§ **PROMPT 1**: Transcribe the Shakespeare essay passage word for word, everything from "After all the" down to "throughout his plays.".
§ **PROMPT 2**: Extend the essay on disobedience in Shakespeare's plays, picking up right after its final sentence.

Chaos ensues as Hermia and Lysander enter the woods, where Lysander and Demetrius are put under a spell that makes them love Hermia’s friend Helena instead. Because Hermia decided to rebel against authority, she ended up in a situation that hurt her, her father, and three other people. Audiences at the time would definitely understand the implications of what could happen if they went against those in superior positions. The theme of disobedience having major consequences is also displayed in Shakespeare’s Romeo and Juliet. In the prologue, Shakespeare writes, ‘The fearful passage of their death-mark’d love/And the continuance of their parents’ rage/Which, but their children’s end, nought could remove/Is now the two hours’ traffic of our stage’ (Romeo and Juliet 1.1.9-12.) Despite their families’ loathing for each other, Romeo and Juliet fall in love, and though it resolves the senseless feud, the two lovers die, along with several other characters close to them.

After all the suffering and death, the prince says to Juliet and Romeo’s respective parents, Capulet and Montague, ‘See what a scourge is laid upon your hate/That heaven finds means to kill your joys with love!/And I, for winking at your discords,too/Have lost a brace of kinsmen. All are punished’ (Romeo and Juliet 5.3.308-311.) Because of Romeo and Juliet’s rebellion against their parents, not only are they dead, but people from all parties involved have lost their lives, causing much pain and suffering for their loved ones. Again, the audience would be able to connect the events of the play to their own fear of the results of rebellious actions. It is clear that Shakespeare took from the society he lived in the idea that disobeying authority would have a grave aftermath and used it multiple times throughout his plays.

§ **STUDY MATERIAL**:
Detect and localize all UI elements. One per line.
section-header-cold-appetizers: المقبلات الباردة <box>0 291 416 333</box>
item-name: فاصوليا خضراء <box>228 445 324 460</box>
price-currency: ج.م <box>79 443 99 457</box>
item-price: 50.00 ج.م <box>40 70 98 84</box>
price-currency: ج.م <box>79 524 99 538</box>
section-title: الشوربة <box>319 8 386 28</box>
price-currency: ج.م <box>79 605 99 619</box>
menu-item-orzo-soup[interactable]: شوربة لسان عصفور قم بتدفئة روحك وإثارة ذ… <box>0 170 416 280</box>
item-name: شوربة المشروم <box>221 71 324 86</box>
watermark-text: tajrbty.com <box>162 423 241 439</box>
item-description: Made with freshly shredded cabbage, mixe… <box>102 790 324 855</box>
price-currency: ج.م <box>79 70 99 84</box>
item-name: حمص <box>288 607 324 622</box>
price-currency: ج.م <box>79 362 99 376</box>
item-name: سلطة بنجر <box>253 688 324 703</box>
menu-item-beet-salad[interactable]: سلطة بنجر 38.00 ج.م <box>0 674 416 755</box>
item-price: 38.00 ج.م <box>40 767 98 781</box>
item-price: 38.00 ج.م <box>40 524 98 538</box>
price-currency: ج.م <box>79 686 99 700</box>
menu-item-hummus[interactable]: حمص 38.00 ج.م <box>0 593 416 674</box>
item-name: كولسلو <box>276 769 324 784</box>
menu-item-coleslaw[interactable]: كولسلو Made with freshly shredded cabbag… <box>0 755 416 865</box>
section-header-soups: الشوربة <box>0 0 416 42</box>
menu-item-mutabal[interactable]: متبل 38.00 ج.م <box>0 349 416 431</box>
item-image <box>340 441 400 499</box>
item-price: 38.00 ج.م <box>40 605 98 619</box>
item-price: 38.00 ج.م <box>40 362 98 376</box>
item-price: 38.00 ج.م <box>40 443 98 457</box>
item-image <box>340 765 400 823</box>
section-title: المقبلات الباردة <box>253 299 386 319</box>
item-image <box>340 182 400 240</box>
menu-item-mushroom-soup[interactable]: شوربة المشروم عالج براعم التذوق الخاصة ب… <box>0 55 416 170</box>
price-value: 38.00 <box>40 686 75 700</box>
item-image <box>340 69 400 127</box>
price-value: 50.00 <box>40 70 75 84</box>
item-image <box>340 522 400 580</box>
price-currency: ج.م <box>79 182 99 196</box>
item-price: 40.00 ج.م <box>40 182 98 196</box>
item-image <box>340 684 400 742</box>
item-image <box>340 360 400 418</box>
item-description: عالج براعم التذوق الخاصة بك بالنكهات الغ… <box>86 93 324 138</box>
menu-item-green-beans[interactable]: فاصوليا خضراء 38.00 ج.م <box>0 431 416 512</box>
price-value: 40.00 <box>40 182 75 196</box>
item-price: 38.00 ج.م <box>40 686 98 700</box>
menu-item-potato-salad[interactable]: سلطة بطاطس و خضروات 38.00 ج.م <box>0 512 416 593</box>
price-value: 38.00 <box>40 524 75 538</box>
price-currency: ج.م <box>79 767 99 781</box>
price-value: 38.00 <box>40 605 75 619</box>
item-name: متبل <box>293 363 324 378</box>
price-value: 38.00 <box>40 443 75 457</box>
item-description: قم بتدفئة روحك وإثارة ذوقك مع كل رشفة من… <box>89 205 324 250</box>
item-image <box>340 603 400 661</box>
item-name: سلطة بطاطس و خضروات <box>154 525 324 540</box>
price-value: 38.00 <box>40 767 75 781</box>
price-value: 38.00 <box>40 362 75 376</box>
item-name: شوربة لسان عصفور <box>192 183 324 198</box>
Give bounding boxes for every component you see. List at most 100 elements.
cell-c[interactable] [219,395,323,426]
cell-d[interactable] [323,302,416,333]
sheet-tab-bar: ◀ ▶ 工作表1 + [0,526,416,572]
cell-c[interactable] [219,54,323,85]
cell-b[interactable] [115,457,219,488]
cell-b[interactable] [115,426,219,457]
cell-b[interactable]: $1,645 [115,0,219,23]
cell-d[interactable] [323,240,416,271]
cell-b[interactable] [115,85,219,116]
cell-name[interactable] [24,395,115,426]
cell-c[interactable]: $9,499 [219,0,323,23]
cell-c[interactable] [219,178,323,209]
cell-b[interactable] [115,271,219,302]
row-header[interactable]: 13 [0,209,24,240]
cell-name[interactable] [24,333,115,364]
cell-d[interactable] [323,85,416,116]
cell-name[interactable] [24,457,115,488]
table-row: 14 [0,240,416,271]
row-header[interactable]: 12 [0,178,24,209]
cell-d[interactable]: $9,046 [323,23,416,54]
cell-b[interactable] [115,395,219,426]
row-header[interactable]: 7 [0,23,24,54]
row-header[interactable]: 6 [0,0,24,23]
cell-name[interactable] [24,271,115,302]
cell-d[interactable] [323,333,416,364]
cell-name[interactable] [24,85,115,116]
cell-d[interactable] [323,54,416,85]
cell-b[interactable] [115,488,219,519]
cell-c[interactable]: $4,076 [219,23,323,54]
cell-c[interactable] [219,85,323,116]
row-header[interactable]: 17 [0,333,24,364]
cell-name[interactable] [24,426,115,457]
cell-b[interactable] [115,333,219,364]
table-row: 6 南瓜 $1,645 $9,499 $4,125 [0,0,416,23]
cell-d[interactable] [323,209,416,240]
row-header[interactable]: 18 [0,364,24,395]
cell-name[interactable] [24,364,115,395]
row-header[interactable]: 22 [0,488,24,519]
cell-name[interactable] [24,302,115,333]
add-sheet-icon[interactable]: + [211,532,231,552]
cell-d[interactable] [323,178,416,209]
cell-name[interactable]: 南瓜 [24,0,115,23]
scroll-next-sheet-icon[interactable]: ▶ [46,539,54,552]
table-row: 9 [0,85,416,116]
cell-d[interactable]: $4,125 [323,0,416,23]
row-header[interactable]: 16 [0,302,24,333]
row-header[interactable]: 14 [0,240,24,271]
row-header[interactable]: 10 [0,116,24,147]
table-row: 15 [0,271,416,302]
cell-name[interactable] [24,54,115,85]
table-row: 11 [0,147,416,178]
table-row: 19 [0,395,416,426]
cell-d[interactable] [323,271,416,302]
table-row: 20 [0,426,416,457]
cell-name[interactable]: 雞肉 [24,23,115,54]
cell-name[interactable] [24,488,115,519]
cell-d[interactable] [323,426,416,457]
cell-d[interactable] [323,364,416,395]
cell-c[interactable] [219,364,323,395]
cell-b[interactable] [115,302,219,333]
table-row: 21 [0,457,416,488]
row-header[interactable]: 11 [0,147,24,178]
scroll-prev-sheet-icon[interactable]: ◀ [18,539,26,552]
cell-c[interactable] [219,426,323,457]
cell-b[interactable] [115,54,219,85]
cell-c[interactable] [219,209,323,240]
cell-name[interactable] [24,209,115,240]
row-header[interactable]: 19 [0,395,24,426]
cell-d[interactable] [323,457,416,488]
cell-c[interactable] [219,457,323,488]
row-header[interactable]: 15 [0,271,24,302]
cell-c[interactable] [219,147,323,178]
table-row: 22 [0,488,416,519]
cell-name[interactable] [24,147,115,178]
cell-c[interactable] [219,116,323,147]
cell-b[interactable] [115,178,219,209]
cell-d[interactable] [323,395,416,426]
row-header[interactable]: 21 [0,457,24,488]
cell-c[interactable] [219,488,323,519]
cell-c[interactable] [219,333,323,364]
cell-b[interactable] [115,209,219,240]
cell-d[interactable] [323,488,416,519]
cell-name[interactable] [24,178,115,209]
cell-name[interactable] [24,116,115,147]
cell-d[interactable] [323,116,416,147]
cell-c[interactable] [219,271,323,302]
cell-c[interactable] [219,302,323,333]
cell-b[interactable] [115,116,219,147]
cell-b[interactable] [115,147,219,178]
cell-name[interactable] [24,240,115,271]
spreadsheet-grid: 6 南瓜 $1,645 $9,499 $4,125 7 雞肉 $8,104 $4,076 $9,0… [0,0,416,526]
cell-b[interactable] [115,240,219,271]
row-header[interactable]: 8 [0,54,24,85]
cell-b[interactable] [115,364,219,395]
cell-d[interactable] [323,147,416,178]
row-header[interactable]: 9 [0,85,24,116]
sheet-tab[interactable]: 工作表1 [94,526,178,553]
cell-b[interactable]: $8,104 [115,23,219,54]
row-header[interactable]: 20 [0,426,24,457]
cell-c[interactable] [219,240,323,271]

§ **TASK RESPONSE 1**:
After all the suffering and death, the prince says to Juliet and Romeo’s respective parents, Capulet and Montague, ‘See what a scourge is laid upon your hate/That heaven finds means to kill your joys with love!/And I, for winking at your discords,too/Have lost a brace of kinsmen. All are punished’ (Romeo and Juliet 5.3.308-311.) Because of Romeo and Juliet’s rebellion against their parents, not only are they dead, but people from all parties involved have lost their lives, causing much pain and suffering for their loved ones. Again, the audience would be able to connect the events of the play to their own fear of the results of rebellious actions. It is clear that Shakespeare took from the society he lived in the idea that disobeying authority would have a grave aftermath and used it multiple times throughout his plays.

§ **TASK RESPONSE 2**:
Another Elizabethan belief Shakespeare utilised was that unexplainable events were linked to the supernatural. At the time Shakespeare lived, people were incredibly superstitious. Odd or upsetting events with no clear explanation were blamed on nonhuman entities. In Shakespeare: Alive!, Kirkland and Papp write that ‘Magical beliefs provided the Elizabethans with the comfort of explanations and the satisfaction of redress when random and inexplicable misfortunes occured.’ When something went wrong, people insisted that it was the work of mythical creatures. Shakespeare employed this idea in his plays.

In A Midsummer Night’s Dream, the character of Puck, also called Robin Goodfellow, is a fairy who loves to cause mischief, a being that would be recognized by the English of that period. Upon meeting him, another fairy asks, ‘...Are not you he/ That frights the maidens of the villagery/Skim milk, and sometimes labor in the quern/And bootless make the breathless housewife churn/And sometimes make the drink to bear no barm/Mislead night-wanderers, laughing at their harm?’ (A Midsummer Night’s Dream 2.1.20-25.) Puck delights in giving humans minor inconveniences that lead to chaos. His antics are the types of things fairies were thought to do during the era. Another mystical being feared during the period were witches.

They were also believed to cause tragedy, but on a much more extensive scale. In Macbeth, three witches cause epic misfortune throughout the play by using their abilities to create catastrophes. For example, when the first witch is agitated by a rude woman, she decides to take it out on the woman’s husband. She tells her sisters, the other witches, that she’s going to torture the woman’s husband by controlling the winds to make it so that he has trouble sleeping for eighty-one nights. She later decides that she’s going to kill him for a more brutal effect. These are the sorts of horrid things that witches were suspected of doing in Shakespeare’s time. Because the images of witches and fairies were so widely known and feared, the playwright frequently used them and other nefarious creatures to cause disaster in his work.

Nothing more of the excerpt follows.